Data records

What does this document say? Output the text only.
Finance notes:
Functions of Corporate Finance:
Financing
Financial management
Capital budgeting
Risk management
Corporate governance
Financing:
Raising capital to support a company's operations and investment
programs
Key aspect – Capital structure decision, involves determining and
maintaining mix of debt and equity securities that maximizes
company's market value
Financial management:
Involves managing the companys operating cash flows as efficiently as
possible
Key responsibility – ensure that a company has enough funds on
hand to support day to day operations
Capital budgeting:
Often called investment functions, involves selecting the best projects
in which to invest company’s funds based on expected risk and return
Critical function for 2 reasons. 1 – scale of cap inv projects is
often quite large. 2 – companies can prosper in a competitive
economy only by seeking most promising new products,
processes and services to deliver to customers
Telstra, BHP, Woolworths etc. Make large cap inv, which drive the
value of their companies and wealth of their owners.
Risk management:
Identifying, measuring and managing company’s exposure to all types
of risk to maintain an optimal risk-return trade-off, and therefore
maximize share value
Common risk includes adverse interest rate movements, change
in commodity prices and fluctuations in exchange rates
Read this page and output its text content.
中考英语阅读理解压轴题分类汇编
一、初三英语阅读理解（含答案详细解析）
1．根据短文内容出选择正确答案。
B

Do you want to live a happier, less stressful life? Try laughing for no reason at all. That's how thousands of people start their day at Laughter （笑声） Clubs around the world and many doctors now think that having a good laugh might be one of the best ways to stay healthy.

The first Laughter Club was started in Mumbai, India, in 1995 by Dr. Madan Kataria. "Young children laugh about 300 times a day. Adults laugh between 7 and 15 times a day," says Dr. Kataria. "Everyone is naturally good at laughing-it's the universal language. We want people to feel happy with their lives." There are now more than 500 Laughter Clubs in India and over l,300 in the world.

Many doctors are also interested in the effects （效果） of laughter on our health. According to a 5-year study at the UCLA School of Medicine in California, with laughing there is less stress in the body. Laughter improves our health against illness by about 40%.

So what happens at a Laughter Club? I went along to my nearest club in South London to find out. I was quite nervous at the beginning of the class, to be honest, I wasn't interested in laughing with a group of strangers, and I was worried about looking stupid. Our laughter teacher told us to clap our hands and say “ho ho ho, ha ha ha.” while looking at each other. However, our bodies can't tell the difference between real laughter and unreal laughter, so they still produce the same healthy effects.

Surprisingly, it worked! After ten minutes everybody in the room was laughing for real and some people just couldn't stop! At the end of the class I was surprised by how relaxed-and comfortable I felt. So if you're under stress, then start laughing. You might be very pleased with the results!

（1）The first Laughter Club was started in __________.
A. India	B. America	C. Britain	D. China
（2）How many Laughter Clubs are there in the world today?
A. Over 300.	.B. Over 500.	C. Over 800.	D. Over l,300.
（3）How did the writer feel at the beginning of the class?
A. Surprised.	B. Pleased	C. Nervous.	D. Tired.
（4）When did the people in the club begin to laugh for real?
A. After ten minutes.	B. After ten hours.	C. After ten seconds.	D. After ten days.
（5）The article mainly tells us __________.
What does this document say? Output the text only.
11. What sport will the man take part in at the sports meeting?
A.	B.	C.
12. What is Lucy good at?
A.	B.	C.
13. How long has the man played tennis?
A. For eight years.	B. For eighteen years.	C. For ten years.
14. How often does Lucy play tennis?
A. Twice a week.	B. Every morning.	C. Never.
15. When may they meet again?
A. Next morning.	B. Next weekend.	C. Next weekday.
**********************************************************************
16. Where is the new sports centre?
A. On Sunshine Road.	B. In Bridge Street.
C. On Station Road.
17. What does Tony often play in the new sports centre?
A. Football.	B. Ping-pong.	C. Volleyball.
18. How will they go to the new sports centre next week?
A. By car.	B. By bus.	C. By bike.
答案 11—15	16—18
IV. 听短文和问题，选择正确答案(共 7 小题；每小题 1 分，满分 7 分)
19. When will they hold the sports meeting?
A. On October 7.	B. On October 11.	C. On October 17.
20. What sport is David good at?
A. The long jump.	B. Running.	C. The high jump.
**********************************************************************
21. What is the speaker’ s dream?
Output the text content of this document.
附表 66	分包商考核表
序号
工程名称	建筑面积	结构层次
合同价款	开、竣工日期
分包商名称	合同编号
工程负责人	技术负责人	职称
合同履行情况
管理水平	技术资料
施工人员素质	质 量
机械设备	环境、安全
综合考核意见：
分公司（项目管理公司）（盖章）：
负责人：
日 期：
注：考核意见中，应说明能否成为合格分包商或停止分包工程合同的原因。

WRITTEN INSTRUCTION —
Exact repetition is required for the lines from the one that contains "Output the text content of this document." through the final line; leave out everything else.

SOLUTION TO THE PROBLEM —
Output the text content of this document.
附表 66	分包商考核表
序号
工程名称	建筑面积	结构层次
合同价款	开、竣工日期
分包商名称	合同编号
工程负责人	技术负责人	职称
合同履行情况
管理水平	技术资料
施工人员素质	质 量
机械设备	环境、安全
综合考核意见：
分公司（项目管理公司）（盖章）：
负责人：
日 期：
注：考核意见中，应说明能否成为合格分包商或停止分包工程合同的原因。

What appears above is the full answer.